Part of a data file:

.....

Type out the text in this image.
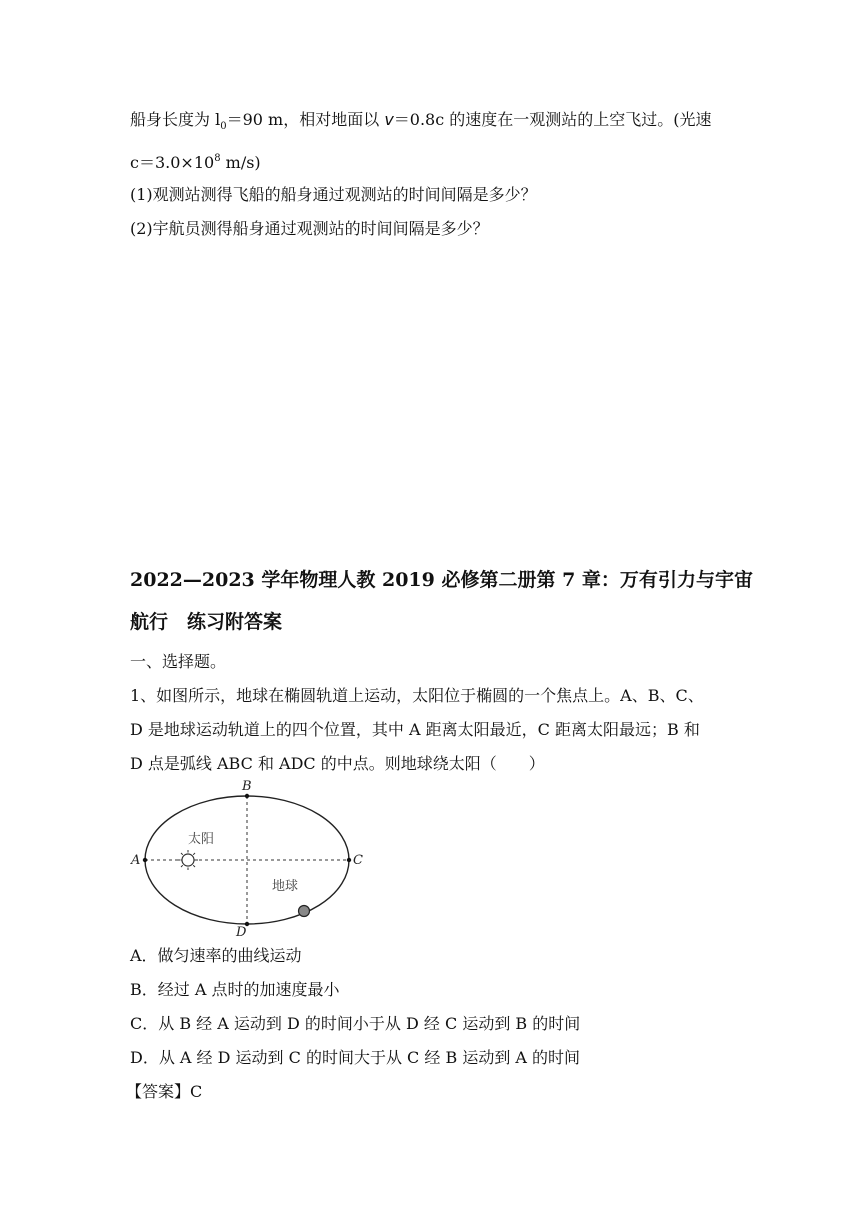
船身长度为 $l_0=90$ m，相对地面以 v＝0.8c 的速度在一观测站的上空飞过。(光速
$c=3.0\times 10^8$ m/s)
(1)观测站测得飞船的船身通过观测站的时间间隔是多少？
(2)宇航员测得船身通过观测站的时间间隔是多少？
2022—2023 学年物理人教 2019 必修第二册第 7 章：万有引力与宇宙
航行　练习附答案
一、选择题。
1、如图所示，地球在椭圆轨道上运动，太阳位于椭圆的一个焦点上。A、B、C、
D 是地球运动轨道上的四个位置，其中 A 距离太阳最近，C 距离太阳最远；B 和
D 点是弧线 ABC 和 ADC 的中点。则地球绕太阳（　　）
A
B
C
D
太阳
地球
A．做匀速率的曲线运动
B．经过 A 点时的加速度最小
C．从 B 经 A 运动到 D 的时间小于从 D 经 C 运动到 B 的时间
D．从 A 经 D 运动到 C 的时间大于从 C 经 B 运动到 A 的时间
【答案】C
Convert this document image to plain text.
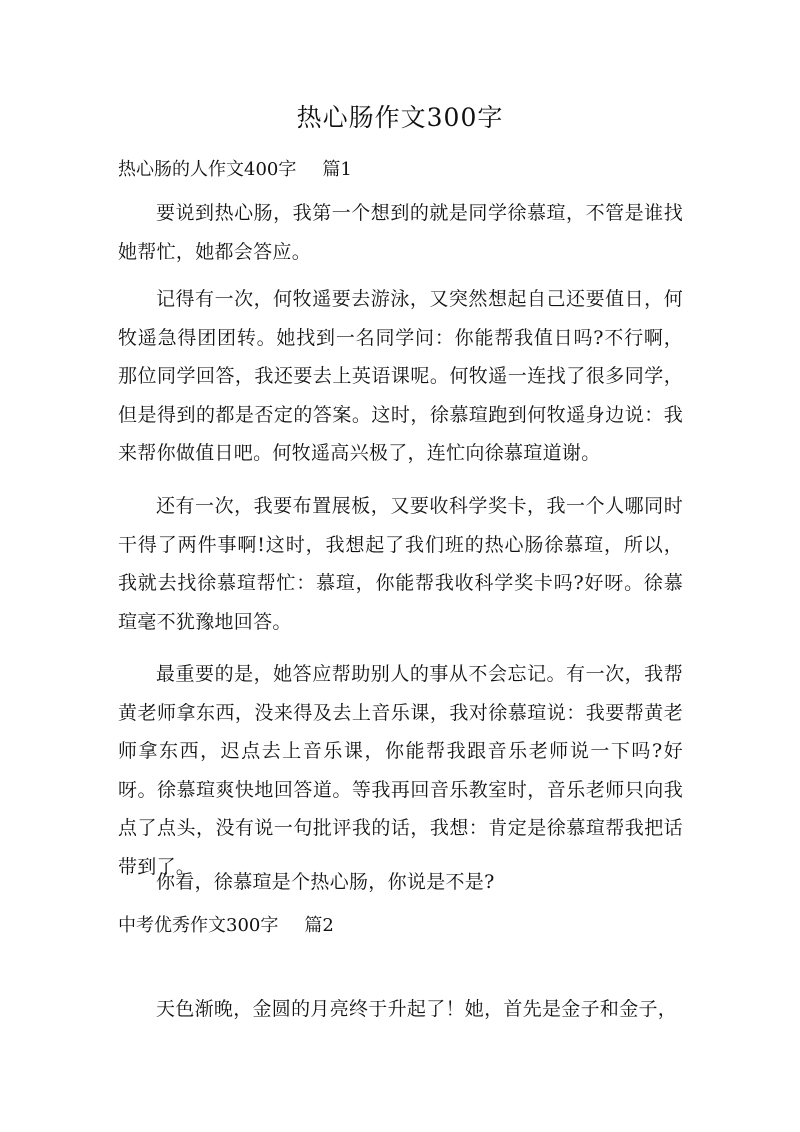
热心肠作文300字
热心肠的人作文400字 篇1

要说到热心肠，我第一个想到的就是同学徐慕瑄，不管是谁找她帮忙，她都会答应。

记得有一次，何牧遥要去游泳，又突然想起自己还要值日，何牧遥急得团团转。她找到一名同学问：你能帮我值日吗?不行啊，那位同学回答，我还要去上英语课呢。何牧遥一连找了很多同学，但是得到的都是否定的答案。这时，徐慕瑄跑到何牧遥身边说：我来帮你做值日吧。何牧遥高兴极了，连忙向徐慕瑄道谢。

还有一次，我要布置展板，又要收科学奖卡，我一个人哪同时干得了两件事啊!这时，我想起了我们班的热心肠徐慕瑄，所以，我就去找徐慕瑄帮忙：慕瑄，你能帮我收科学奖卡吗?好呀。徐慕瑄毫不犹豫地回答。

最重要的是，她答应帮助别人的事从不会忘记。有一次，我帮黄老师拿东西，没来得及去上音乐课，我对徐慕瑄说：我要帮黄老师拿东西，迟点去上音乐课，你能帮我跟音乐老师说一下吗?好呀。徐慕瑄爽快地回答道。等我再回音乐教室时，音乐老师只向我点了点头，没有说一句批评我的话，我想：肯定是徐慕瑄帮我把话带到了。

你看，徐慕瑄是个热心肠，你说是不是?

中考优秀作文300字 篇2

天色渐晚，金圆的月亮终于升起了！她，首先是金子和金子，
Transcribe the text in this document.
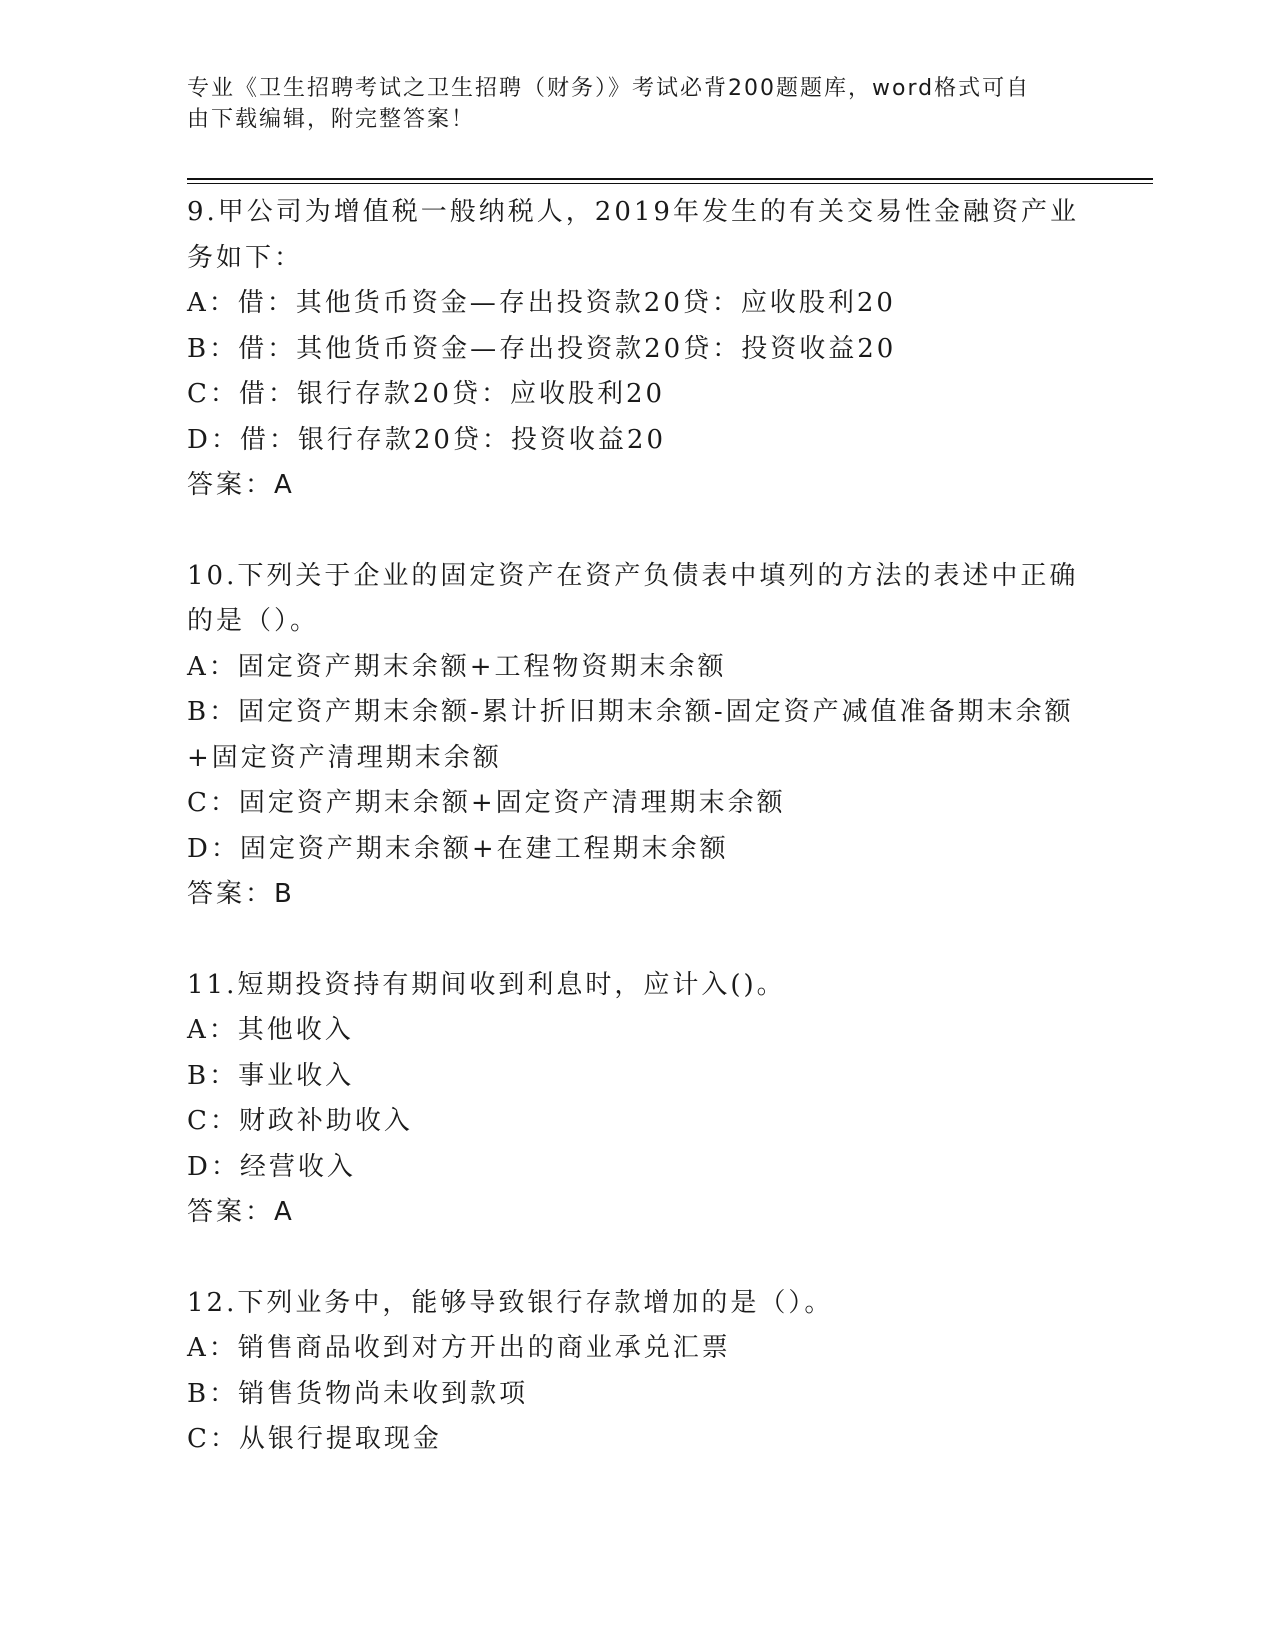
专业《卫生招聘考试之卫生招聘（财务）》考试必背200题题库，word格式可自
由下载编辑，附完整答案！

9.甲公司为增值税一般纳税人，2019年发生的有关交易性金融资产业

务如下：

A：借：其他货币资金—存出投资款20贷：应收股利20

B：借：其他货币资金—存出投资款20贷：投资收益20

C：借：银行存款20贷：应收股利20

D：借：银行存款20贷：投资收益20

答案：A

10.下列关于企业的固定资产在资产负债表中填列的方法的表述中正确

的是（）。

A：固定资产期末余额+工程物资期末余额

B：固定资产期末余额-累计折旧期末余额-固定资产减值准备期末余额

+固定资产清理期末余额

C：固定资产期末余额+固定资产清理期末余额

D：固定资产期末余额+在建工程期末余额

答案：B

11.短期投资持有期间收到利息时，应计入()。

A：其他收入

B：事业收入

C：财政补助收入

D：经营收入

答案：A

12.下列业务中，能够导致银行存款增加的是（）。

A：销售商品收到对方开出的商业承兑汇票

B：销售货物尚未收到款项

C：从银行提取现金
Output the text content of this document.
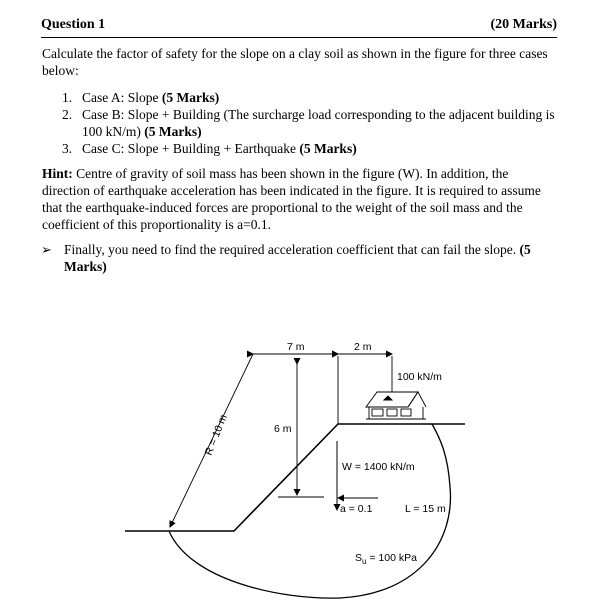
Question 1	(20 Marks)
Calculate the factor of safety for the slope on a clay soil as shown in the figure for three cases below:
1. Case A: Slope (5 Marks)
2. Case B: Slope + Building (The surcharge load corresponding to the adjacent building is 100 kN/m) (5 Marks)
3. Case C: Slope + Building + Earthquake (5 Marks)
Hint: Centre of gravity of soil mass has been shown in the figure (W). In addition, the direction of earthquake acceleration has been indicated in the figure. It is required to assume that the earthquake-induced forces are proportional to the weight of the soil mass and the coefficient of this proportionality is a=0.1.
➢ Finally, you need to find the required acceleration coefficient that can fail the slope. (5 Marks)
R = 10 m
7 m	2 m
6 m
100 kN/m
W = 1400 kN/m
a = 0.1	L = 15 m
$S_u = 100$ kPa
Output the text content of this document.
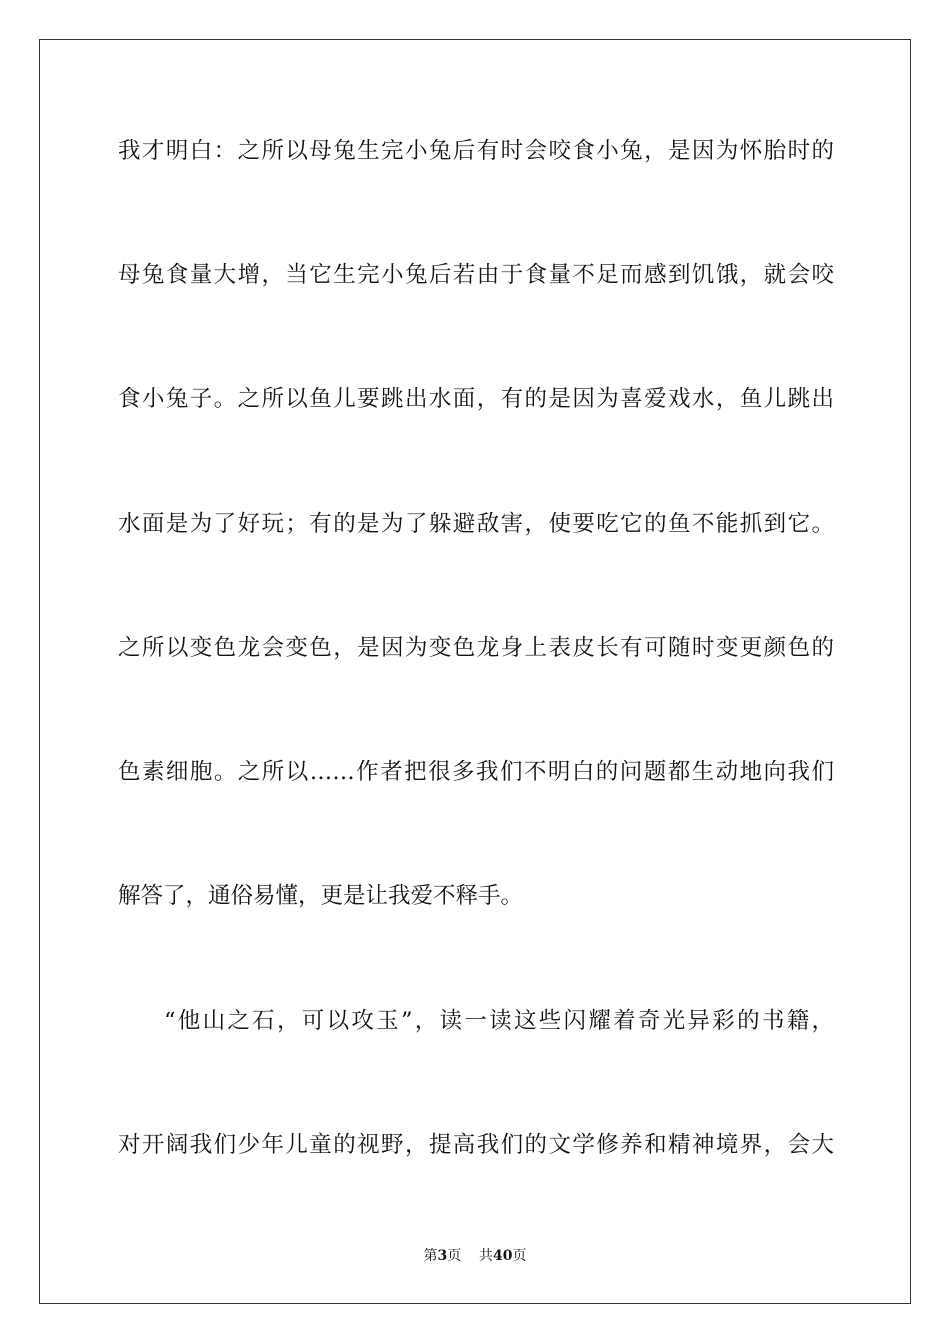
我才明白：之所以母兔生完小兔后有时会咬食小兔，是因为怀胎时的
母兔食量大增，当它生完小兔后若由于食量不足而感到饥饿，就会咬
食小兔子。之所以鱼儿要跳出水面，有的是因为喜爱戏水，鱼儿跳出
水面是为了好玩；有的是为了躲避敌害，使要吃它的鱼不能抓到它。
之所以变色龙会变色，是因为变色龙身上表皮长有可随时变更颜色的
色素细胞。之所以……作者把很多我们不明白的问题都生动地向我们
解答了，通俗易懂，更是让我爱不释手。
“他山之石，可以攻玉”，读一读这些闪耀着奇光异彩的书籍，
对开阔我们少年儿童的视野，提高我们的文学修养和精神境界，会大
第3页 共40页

.....

• **AIM**
Copy the material above in full and exactly, skipping pictures.

• **SOLUTION FOR THIS PROBLEM**
Type out the text in this image.
船身长度为 $l_0=90$ m，相对地面以 v＝0.8c 的速度在一观测站的上空飞过。(光速
$c=3.0\times 10^8$ m/s)
(1)观测站测得飞船的船身通过观测站的时间间隔是多少？
(2)宇航员测得船身通过观测站的时间间隔是多少？
2022—2023 学年物理人教 2019 必修第二册第 7 章：万有引力与宇宙
航行　练习附答案
一、选择题。
1、如图所示，地球在椭圆轨道上运动，太阳位于椭圆的一个焦点上。A、B、C、
D 是地球运动轨道上的四个位置，其中 A 距离太阳最近，C 距离太阳最远；B 和
D 点是弧线 ABC 和 ADC 的中点。则地球绕太阳（　　）
A
B
C
D
太阳
地球
A．做匀速率的曲线运动
B．经过 A 点时的加速度最小
C．从 B 经 A 运动到 D 的时间小于从 D 经 C 运动到 B 的时间
D．从 A 经 D 运动到 C 的时间大于从 C 经 B 运动到 A 的时间
【答案】C
Convert this document image to plain text.
热心肠作文300字
热心肠的人作文400字 篇1

要说到热心肠，我第一个想到的就是同学徐慕瑄，不管是谁找她帮忙，她都会答应。

记得有一次，何牧遥要去游泳，又突然想起自己还要值日，何牧遥急得团团转。她找到一名同学问：你能帮我值日吗?不行啊，那位同学回答，我还要去上英语课呢。何牧遥一连找了很多同学，但是得到的都是否定的答案。这时，徐慕瑄跑到何牧遥身边说：我来帮你做值日吧。何牧遥高兴极了，连忙向徐慕瑄道谢。

还有一次，我要布置展板，又要收科学奖卡，我一个人哪同时干得了两件事啊!这时，我想起了我们班的热心肠徐慕瑄，所以，我就去找徐慕瑄帮忙：慕瑄，你能帮我收科学奖卡吗?好呀。徐慕瑄毫不犹豫地回答。

最重要的是，她答应帮助别人的事从不会忘记。有一次，我帮黄老师拿东西，没来得及去上音乐课，我对徐慕瑄说：我要帮黄老师拿东西，迟点去上音乐课，你能帮我跟音乐老师说一下吗?好呀。徐慕瑄爽快地回答道。等我再回音乐教室时，音乐老师只向我点了点头，没有说一句批评我的话，我想：肯定是徐慕瑄帮我把话带到了。

你看，徐慕瑄是个热心肠，你说是不是?

中考优秀作文300字 篇2

天色渐晚，金圆的月亮终于升起了！她，首先是金子和金子，
Transcribe the text in this document.
专业《卫生招聘考试之卫生招聘（财务）》考试必背200题题库，word格式可自
由下载编辑，附完整答案！

9.甲公司为增值税一般纳税人，2019年发生的有关交易性金融资产业

务如下：

A：借：其他货币资金—存出投资款20贷：应收股利20

B：借：其他货币资金—存出投资款20贷：投资收益20

C：借：银行存款20贷：应收股利20

D：借：银行存款20贷：投资收益20

答案：A

10.下列关于企业的固定资产在资产负债表中填列的方法的表述中正确

的是（）。

A：固定资产期末余额+工程物资期末余额

B：固定资产期末余额-累计折旧期末余额-固定资产减值准备期末余额

+固定资产清理期末余额

C：固定资产期末余额+固定资产清理期末余额

D：固定资产期末余额+在建工程期末余额

答案：B

11.短期投资持有期间收到利息时，应计入()。

A：其他收入

B：事业收入

C：财政补助收入

D：经营收入

答案：A

12.下列业务中，能够导致银行存款增加的是（）。

A：销售商品收到对方开出的商业承兑汇票

B：销售货物尚未收到款项

C：从银行提取现金
Output the text content of this document.
Question 1	(20 Marks)
Calculate the factor of safety for the slope on a clay soil as shown in the figure for three cases below:
1. Case A: Slope (5 Marks)
2. Case B: Slope + Building (The surcharge load corresponding to the adjacent building is 100 kN/m) (5 Marks)
3. Case C: Slope + Building + Earthquake (5 Marks)
Hint: Centre of gravity of soil mass has been shown in the figure (W). In addition, the direction of earthquake acceleration has been indicated in the figure. It is required to assume that the earthquake-induced forces are proportional to the weight of the soil mass and the coefficient of this proportionality is a=0.1.
➢ Finally, you need to find the required acceleration coefficient that can fail the slope. (5 Marks)
R = 10 m
7 m	2 m
6 m
100 kN/m
W = 1400 kN/m
a = 0.1	L = 15 m
$S_u = 100$ kPa
Output the text content of this document.
我才明白：之所以母兔生完小兔后有时会咬食小兔，是因为怀胎时的
母兔食量大增，当它生完小兔后若由于食量不足而感到饥饿，就会咬
食小兔子。之所以鱼儿要跳出水面，有的是因为喜爱戏水，鱼儿跳出
水面是为了好玩；有的是为了躲避敌害，使要吃它的鱼不能抓到它。
之所以变色龙会变色，是因为变色龙身上表皮长有可随时变更颜色的
色素细胞。之所以……作者把很多我们不明白的问题都生动地向我们
解答了，通俗易懂，更是让我爱不释手。
“他山之石，可以攻玉”，读一读这些闪耀着奇光异彩的书籍，
对开阔我们少年儿童的视野，提高我们的文学修养和精神境界，会大
第3页 共40页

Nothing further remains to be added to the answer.